**PROBLEM TO WORK ON:**
Gather all lines in the entries below that include the word "value".

**RECORDED DATA:**
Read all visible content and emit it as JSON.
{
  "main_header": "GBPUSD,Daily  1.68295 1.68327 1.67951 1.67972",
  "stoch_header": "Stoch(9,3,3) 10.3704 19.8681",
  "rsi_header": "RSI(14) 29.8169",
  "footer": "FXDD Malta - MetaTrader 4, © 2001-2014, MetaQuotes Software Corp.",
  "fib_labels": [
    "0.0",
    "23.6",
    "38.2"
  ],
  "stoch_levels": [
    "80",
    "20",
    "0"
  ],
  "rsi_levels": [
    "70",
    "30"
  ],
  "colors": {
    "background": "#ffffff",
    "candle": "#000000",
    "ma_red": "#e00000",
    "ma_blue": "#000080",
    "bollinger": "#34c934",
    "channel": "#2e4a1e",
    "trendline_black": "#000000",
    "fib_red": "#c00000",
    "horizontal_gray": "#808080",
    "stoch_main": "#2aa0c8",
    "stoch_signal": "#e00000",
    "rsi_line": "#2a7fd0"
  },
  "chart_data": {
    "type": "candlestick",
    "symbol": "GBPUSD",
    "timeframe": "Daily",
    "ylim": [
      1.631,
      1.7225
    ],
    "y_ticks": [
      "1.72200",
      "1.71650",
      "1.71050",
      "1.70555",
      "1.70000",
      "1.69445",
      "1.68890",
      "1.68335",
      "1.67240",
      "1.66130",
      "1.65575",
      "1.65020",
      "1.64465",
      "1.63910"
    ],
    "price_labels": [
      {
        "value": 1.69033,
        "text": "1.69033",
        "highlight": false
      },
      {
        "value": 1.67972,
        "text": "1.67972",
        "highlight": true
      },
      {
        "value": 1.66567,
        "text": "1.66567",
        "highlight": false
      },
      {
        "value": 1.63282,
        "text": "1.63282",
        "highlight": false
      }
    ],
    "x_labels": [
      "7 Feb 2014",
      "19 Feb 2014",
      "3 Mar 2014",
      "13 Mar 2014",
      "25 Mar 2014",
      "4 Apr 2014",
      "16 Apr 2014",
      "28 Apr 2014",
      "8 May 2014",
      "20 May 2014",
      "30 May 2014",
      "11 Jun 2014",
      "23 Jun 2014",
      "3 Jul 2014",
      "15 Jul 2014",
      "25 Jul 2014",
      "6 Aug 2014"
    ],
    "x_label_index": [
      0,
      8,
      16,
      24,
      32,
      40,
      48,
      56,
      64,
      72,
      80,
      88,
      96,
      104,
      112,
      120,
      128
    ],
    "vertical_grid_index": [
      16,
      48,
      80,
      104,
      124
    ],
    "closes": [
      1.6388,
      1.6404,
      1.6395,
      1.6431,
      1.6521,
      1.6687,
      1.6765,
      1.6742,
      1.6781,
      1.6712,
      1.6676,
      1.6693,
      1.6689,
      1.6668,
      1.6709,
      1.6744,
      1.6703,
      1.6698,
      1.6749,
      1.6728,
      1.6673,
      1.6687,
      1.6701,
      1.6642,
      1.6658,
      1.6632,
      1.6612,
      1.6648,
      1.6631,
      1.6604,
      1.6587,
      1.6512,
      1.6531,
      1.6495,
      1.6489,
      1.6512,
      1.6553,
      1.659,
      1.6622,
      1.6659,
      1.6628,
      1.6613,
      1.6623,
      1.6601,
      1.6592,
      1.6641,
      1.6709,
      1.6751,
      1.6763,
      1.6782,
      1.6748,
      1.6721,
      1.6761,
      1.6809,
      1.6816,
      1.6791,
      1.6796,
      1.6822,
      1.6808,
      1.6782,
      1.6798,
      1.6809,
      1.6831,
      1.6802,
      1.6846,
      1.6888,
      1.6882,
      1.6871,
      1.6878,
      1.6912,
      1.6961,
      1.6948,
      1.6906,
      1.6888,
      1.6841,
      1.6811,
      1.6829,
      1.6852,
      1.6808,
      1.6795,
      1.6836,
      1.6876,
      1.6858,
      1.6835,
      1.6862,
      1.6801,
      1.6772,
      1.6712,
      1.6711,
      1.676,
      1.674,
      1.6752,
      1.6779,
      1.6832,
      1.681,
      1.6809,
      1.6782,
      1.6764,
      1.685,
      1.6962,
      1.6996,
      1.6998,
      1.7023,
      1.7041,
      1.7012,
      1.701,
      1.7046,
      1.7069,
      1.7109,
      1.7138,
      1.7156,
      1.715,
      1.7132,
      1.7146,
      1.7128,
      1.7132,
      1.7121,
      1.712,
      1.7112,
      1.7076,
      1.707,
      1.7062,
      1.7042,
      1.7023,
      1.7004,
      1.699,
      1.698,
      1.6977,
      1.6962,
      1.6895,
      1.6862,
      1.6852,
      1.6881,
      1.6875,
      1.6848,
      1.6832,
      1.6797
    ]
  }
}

**TASK RESULT:**
        "value": 1.69033,
        "value": 1.67972,
        "value": 1.66567,
        "value": 1.63282,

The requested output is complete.